◆ The records
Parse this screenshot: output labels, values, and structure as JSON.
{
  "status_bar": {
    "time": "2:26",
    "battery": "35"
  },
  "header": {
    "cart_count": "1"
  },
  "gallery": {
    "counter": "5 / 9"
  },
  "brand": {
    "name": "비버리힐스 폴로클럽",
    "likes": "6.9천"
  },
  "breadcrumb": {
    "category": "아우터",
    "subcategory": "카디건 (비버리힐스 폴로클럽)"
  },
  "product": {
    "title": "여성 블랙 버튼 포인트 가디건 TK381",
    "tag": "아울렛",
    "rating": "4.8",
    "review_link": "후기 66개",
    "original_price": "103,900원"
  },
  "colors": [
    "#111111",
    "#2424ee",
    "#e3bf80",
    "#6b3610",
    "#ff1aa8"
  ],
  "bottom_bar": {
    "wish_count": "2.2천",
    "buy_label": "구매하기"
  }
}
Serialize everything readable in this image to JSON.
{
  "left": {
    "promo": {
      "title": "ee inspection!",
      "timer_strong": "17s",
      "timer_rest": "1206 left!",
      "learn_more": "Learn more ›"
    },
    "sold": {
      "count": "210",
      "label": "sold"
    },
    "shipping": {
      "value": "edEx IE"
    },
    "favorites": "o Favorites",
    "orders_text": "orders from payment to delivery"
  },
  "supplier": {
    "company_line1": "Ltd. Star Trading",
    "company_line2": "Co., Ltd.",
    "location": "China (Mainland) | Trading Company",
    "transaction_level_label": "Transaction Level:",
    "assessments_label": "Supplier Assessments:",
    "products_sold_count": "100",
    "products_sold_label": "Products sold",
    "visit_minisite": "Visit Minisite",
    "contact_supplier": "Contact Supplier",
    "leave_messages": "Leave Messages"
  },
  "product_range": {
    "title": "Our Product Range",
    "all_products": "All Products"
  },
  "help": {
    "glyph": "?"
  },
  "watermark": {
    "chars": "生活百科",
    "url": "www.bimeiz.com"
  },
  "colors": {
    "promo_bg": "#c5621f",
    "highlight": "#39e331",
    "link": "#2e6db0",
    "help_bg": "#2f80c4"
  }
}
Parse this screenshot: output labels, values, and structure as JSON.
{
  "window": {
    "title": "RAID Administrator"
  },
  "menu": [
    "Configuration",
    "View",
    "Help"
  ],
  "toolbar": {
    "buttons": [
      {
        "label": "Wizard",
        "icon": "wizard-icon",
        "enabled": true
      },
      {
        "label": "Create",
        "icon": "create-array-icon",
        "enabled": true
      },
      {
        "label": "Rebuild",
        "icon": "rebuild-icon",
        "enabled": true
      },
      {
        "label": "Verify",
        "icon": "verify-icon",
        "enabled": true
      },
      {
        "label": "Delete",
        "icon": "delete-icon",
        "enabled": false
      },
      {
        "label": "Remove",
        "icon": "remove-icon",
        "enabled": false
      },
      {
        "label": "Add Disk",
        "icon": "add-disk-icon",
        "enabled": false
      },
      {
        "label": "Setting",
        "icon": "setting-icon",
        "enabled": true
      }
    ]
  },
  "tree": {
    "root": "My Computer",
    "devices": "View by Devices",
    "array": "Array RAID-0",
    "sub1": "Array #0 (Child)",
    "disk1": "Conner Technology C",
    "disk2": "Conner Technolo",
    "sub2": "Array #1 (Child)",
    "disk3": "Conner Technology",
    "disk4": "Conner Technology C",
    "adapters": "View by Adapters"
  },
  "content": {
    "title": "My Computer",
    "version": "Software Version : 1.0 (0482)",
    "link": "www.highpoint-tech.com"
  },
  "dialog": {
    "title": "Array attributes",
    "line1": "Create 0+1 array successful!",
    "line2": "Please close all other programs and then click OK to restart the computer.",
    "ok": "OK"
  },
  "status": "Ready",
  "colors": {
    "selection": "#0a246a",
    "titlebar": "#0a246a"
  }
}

◆ Challenge
Transcribe the material above in its entirety. Match it exactly.

◆ Output for this task
Parse this screenshot: output labels, values, and structure as JSON.
{
  "status_bar": {
    "time": "2:26",
    "battery": "35"
  },
  "header": {
    "cart_count": "1"
  },
  "gallery": {
    "counter": "5 / 9"
  },
  "brand": {
    "name": "비버리힐스 폴로클럽",
    "likes": "6.9천"
  },
  "breadcrumb": {
    "category": "아우터",
    "subcategory": "카디건 (비버리힐스 폴로클럽)"
  },
  "product": {
    "title": "여성 블랙 버튼 포인트 가디건 TK381",
    "tag": "아울렛",
    "rating": "4.8",
    "review_link": "후기 66개",
    "original_price": "103,900원"
  },
  "colors": [
    "#111111",
    "#2424ee",
    "#e3bf80",
    "#6b3610",
    "#ff1aa8"
  ],
  "bottom_bar": {
    "wish_count": "2.2천",
    "buy_label": "구매하기"
  }
}
Serialize everything readable in this image to JSON.
{
  "left": {
    "promo": {
      "title": "ee inspection!",
      "timer_strong": "17s",
      "timer_rest": "1206 left!",
      "learn_more": "Learn more ›"
    },
    "sold": {
      "count": "210",
      "label": "sold"
    },
    "shipping": {
      "value": "edEx IE"
    },
    "favorites": "o Favorites",
    "orders_text": "orders from payment to delivery"
  },
  "supplier": {
    "company_line1": "Ltd. Star Trading",
    "company_line2": "Co., Ltd.",
    "location": "China (Mainland) | Trading Company",
    "transaction_level_label": "Transaction Level:",
    "assessments_label": "Supplier Assessments:",
    "products_sold_count": "100",
    "products_sold_label": "Products sold",
    "visit_minisite": "Visit Minisite",
    "contact_supplier": "Contact Supplier",
    "leave_messages": "Leave Messages"
  },
  "product_range": {
    "title": "Our Product Range",
    "all_products": "All Products"
  },
  "help": {
    "glyph": "?"
  },
  "watermark": {
    "chars": "生活百科",
    "url": "www.bimeiz.com"
  },
  "colors": {
    "promo_bg": "#c5621f",
    "highlight": "#39e331",
    "link": "#2e6db0",
    "help_bg": "#2f80c4"
  }
}
Parse this screenshot: output labels, values, and structure as JSON.
{
  "window": {
    "title": "RAID Administrator"
  },
  "menu": [
    "Configuration",
    "View",
    "Help"
  ],
  "toolbar": {
    "buttons": [
      {
        "label": "Wizard",
        "icon": "wizard-icon",
        "enabled": true
      },
      {
        "label": "Create",
        "icon": "create-array-icon",
        "enabled": true
      },
      {
        "label": "Rebuild",
        "icon": "rebuild-icon",
        "enabled": true
      },
      {
        "label": "Verify",
        "icon": "verify-icon",
        "enabled": true
      },
      {
        "label": "Delete",
        "icon": "delete-icon",
        "enabled": false
      },
      {
        "label": "Remove",
        "icon": "remove-icon",
        "enabled": false
      },
      {
        "label": "Add Disk",
        "icon": "add-disk-icon",
        "enabled": false
      },
      {
        "label": "Setting",
        "icon": "setting-icon",
        "enabled": true
      }
    ]
  },
  "tree": {
    "root": "My Computer",
    "devices": "View by Devices",
    "array": "Array RAID-0",
    "sub1": "Array #0 (Child)",
    "disk1": "Conner Technology C",
    "disk2": "Conner Technolo",
    "sub2": "Array #1 (Child)",
    "disk3": "Conner Technology",
    "disk4": "Conner Technology C",
    "adapters": "View by Adapters"
  },
  "content": {
    "title": "My Computer",
    "version": "Software Version : 1.0 (0482)",
    "link": "www.highpoint-tech.com"
  },
  "dialog": {
    "title": "Array attributes",
    "line1": "Create 0+1 array successful!",
    "line2": "Please close all other programs and then click OK to restart the computer.",
    "ok": "OK"
  },
  "status": "Ready",
  "colors": {
    "selection": "#0a246a",
    "titlebar": "#0a246a"
  }
}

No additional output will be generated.